● **DIRECTIVES**
1. According to the drought study text, which three fields did the experts on the research team specialize in?
2. Please pick up the drought study text after its final sentence and keep writing it.

The environmental dimension emphasises the importance of preserving ecosystems, maintaining environmental carrying capacity, and conserving natural resources, including biodiversity. The focus is not on maintaining static environmental conditions but rather on enabling ecosystems to adapt to changes (Musasa & Marambanyika 2020). Social sustainability aims to ensure equitable development, promote social mobility, and strengthen institutions. This dimension encompasses poverty reduction, fair income distribution, political participation, and social stability (Hackl 2018). These three pillars – economic, environmental, and social – are interdependent and must be balanced to achieve long-term sustainability.

Research methods and design

Research design

This study employs a qualitative case study design using the sustainable development trilogy approach to examine how economic, social, and environmental dimensions shape drought risk management in Lombok Tengah. This approach provides an in-depth exploration of local perceptions, adaptive strategies, and institutional frameworks that influence sustainability in drought-prone areas. By analysing narratives, policies, and practices, the study uncovers complex interdependencies that inform more context-specific and holistic mitigation efforts (Christofi et al. 2021; Ciampi et al. 2022). Data collection methods include direct observation, in-depth interviews, document analysis, and focus group discussions (FGDs) centred on the economic impacts of drought, social adaptation strategies, and environmental water conservation practices. The document analysis includes government policies on drought management, local regulations (awiq-awiq), agricultural reports, and community action plans, which provide contextual insights into institutional responses and long-term adaptation strategies. By involving various stakeholders and combining multiple data sources, such as interviews, direct observation, and document analysis, this approach ensures data triangulation, which enhances the validity and reliability of the findings. The integration of these different data sets, not just interviews from different stakeholders, provides a more comprehensive and well-rounded perspective on the drought risk management strategies (Kayesa & Shung-King 2021).

Participant selection and recruitment process

The research team comprised three experts: one in disaster risk management, one in environmental science, and one in social sciences with deep expertise in drought and agricultural issues. Data were collected from informants, including farmer groups and community organisations. The details of the informants are shown in Table 1.

Dataset records

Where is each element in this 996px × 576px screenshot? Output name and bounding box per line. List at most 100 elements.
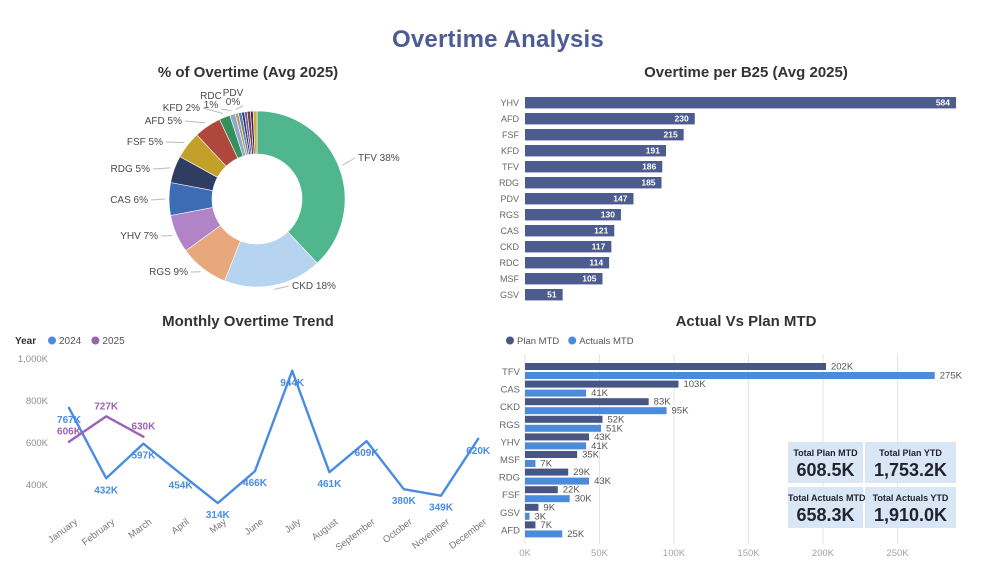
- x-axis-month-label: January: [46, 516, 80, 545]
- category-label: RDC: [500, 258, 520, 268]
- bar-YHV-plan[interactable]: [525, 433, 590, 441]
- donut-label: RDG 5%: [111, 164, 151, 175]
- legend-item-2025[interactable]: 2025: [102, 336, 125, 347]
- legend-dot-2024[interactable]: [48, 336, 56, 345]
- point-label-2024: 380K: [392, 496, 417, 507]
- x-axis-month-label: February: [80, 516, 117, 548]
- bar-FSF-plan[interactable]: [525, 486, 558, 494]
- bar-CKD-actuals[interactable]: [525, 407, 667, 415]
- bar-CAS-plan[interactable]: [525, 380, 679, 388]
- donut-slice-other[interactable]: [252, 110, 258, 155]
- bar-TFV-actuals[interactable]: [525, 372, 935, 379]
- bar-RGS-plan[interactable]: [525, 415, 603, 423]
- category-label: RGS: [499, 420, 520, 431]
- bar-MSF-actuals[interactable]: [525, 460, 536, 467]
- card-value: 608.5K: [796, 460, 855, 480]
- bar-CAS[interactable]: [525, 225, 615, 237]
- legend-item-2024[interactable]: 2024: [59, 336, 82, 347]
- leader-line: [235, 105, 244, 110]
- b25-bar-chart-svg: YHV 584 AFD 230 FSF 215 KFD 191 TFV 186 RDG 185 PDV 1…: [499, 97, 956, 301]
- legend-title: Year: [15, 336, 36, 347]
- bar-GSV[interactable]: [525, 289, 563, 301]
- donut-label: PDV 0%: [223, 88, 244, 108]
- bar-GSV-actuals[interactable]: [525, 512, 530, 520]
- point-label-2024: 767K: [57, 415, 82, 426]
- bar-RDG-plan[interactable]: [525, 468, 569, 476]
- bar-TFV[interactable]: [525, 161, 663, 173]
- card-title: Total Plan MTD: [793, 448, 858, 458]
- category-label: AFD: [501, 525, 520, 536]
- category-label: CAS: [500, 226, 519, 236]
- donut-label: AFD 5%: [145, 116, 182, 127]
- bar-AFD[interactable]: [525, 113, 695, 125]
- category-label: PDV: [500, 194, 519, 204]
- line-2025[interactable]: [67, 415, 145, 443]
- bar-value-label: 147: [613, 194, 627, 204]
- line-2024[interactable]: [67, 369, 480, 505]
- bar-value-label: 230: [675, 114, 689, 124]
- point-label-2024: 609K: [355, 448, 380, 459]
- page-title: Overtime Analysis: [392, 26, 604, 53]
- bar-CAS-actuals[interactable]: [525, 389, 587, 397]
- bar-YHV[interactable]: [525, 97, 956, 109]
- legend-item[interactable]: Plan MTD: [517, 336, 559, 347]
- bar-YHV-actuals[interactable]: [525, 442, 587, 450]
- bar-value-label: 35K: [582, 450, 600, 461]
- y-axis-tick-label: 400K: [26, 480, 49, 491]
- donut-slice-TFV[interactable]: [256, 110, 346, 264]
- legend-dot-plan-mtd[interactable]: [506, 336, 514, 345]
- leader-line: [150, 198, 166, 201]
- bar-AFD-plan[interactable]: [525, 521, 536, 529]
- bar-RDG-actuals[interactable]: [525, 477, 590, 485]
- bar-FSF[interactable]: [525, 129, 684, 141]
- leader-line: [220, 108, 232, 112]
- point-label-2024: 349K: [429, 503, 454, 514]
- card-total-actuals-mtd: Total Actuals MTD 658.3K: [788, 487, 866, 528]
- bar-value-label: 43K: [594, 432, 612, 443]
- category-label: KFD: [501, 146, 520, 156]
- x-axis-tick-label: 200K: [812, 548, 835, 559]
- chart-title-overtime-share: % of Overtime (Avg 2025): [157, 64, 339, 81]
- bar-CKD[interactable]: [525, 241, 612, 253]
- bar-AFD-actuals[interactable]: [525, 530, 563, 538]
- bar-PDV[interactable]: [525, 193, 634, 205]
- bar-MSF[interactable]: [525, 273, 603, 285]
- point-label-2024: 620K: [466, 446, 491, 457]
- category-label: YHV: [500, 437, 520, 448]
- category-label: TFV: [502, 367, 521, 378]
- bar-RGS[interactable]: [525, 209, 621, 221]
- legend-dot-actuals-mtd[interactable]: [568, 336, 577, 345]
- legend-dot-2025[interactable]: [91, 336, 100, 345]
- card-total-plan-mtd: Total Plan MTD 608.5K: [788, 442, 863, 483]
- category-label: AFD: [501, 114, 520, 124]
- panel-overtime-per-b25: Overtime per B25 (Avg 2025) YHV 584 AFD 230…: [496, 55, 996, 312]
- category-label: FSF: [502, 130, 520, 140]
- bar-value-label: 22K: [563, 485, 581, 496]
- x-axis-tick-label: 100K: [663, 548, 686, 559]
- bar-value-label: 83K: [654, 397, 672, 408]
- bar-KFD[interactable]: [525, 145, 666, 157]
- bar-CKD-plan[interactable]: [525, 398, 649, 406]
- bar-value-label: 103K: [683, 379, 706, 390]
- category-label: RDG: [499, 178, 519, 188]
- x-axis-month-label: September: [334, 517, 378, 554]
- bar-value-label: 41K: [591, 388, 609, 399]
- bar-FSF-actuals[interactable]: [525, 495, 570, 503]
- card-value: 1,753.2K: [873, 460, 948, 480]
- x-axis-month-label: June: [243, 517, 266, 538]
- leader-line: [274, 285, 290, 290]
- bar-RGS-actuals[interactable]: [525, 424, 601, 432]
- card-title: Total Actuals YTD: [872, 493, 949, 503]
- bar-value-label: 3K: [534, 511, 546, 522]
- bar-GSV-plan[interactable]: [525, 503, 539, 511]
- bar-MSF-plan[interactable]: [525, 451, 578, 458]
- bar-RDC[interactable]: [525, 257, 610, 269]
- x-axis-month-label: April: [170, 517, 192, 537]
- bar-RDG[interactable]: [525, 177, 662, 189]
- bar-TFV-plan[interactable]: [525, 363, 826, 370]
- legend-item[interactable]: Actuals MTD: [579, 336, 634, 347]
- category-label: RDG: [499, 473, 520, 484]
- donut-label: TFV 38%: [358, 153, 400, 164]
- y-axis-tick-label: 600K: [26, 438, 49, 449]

--

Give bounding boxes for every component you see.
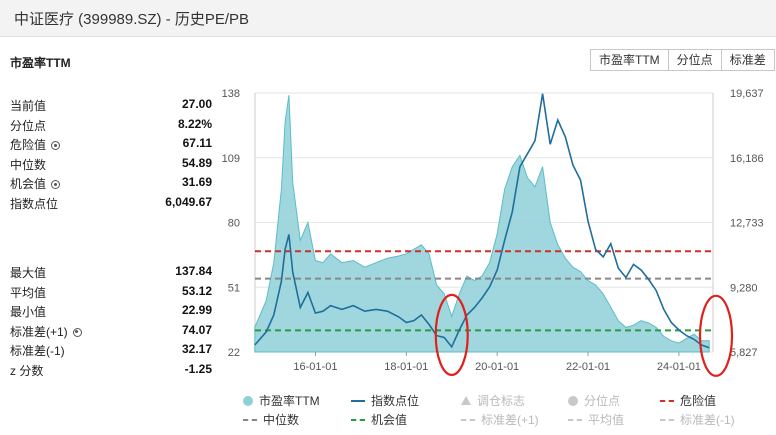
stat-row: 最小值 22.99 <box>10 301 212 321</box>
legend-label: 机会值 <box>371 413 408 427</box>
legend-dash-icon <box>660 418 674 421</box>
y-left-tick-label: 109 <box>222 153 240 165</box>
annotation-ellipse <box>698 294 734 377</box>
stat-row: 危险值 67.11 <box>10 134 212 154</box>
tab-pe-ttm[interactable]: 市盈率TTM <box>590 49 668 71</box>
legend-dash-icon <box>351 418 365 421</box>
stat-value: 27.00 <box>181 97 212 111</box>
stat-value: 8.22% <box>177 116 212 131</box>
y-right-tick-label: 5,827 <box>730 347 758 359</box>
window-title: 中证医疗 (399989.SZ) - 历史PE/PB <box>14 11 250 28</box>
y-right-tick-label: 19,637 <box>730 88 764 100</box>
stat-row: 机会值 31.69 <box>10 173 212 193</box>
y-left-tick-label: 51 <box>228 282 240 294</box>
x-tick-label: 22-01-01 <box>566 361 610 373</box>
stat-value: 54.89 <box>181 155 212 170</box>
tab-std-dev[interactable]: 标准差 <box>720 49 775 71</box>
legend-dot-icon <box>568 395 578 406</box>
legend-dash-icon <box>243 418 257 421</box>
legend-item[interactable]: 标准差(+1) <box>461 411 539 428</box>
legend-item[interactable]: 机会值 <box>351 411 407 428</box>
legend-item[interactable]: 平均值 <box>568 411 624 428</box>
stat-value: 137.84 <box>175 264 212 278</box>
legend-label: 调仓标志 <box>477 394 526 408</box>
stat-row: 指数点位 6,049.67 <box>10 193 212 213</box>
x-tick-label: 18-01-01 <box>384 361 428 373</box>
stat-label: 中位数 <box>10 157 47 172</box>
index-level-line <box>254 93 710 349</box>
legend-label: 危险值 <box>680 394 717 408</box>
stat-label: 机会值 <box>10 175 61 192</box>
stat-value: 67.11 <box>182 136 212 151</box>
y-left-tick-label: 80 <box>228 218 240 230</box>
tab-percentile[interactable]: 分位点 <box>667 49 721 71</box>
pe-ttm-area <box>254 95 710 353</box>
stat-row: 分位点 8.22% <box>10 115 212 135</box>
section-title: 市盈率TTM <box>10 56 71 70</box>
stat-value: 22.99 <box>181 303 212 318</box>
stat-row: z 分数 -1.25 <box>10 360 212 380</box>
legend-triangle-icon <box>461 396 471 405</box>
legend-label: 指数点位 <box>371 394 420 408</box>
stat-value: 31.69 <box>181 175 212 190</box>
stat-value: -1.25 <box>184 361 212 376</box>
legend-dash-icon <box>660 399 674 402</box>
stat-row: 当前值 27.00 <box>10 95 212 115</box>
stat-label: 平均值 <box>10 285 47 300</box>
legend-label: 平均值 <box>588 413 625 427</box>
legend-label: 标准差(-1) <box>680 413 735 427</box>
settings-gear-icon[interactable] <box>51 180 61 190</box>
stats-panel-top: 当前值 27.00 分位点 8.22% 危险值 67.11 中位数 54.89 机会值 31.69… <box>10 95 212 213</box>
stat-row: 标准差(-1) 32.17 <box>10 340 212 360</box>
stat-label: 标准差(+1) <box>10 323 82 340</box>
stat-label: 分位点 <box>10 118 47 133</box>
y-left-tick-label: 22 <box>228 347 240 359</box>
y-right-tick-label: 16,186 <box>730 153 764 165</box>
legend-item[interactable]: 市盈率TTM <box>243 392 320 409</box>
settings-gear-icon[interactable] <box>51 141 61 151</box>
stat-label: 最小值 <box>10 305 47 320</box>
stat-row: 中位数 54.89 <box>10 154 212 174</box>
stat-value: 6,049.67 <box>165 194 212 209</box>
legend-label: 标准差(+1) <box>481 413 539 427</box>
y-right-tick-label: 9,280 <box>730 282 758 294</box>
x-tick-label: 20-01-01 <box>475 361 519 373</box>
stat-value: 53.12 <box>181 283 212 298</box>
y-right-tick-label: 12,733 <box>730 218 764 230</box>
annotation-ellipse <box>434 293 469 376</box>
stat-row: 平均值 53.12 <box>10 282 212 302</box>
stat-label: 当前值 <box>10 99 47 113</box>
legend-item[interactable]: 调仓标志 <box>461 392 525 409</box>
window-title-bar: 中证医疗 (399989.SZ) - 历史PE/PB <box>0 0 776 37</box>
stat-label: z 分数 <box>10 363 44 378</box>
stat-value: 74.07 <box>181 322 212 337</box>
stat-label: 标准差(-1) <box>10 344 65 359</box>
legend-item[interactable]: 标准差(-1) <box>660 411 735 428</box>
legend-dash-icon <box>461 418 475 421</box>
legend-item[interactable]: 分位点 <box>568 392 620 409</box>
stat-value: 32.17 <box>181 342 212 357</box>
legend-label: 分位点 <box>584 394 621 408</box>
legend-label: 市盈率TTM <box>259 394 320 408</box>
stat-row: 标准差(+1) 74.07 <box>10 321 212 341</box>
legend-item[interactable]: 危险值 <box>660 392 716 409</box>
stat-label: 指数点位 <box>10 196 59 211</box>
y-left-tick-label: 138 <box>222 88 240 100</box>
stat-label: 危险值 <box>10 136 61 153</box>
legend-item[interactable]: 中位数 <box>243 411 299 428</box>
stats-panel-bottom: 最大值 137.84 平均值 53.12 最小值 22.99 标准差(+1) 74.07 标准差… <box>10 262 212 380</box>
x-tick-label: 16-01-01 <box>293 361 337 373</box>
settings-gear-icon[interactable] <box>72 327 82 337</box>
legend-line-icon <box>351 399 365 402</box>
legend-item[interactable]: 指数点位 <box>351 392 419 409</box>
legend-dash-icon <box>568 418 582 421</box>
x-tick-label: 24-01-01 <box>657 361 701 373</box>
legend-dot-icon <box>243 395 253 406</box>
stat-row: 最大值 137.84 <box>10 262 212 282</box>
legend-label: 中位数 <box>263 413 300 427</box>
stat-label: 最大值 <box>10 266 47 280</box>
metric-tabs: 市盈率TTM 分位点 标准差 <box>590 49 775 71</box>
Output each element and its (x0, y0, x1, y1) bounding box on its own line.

● **WRITTEN ANSWERS**
1. Disaster risk management, environmental science, and social sciences.

2.
Participants were recruited both face-to-face and via telephone using purposive sampling to ensure they had relevant knowledge and experience with drought (Asare-Nuamah et al. 2022). Farmer data from local governments helped identify individuals involved in water management and agriculture. The inclusion criteria focused on those directly affected by drought, such as farmers, water resource managers, agricultural experts, and government officials (Hawkins et al. 2022).

Data collection

Data collection for this study was conducted over a period of approximately 3 months, from October to December 2023. Interviews, which lasted between 75 and 110 min (with an average of 90 min), were the primary data collection method. This was followed by field observations, document studies, and FGDs. The inclusion of FGDs in the data collection process allowed for a more dynamic and flexible approach, developing according to on initial findings to further explore issues that emerged during the study (Bwambale et al. 2022). Figure 2 shows the different methods utilised to collect data in this study.

FIGURE 2: Process flow, step by step, in this research.

These data collection stages were chosen to ensure comprehensive and in-depth data coverage, as each method provides complementary perspectives (Wagenaar et al. 2022). Reflectivity was carefully managed through the documentation of the researchers’ thoughts and experiences, which helped identify and reduce potential bias (Zare et al. 2021). The interview questions and FGDs were designed to be open-ended, encouraging active participation and in-depth exploration from participants. Table 2 presents information regarding the list of questions for participants from various backgrounds involved in the FGDs in this study.

The questions in the FGD were formulated based on the research objective of identifying and exploring the economic, social, and environmental aspects of drought risk management in Central Lombok. Each participant group was selected based on their roles and contributions that are relevant to these three dimensions. Furthermore, the recording process was conducted using an audio recording device, while detailed field notes were meticulously documented to ensure accuracy. The data was transcribed immediately after each session to maintain the integrity of the information and enable timely analysis (Ahluwalia et al. 2022).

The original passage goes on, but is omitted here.